OBJECTIVE
Gather each line of the entries below that includes "Growth".
## BEGIN GIVEN RECORDS
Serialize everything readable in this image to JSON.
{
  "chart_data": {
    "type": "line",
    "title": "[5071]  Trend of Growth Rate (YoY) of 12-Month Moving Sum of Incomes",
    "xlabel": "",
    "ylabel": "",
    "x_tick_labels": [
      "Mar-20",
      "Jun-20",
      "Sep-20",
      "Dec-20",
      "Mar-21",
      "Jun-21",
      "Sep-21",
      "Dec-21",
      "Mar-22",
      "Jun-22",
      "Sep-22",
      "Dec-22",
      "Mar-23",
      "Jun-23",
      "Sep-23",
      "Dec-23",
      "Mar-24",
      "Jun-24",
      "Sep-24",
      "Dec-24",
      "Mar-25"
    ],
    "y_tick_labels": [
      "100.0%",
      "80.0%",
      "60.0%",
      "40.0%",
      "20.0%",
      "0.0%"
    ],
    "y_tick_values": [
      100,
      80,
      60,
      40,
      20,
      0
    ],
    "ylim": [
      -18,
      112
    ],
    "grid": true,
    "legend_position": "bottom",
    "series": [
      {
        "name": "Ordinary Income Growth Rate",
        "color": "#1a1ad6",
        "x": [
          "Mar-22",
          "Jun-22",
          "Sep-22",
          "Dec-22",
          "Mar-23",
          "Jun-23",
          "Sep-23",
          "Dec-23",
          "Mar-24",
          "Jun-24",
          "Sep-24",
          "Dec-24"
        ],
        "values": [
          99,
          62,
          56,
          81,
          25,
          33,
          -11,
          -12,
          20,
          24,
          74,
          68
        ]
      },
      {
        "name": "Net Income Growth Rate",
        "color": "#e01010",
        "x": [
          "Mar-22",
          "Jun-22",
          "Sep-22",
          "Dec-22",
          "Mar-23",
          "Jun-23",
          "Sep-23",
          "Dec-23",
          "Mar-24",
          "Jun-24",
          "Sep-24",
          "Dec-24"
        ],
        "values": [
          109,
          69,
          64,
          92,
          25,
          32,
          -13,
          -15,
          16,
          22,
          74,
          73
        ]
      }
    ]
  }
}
## END GIVEN RECORDS
REPLY
    "title": "[5071]  Trend of Growth Rate (YoY) of 12-Month Moving Sum of Incomes",
        "name": "Ordinary Income Growth Rate",
        "name": "Net Income Growth Rate",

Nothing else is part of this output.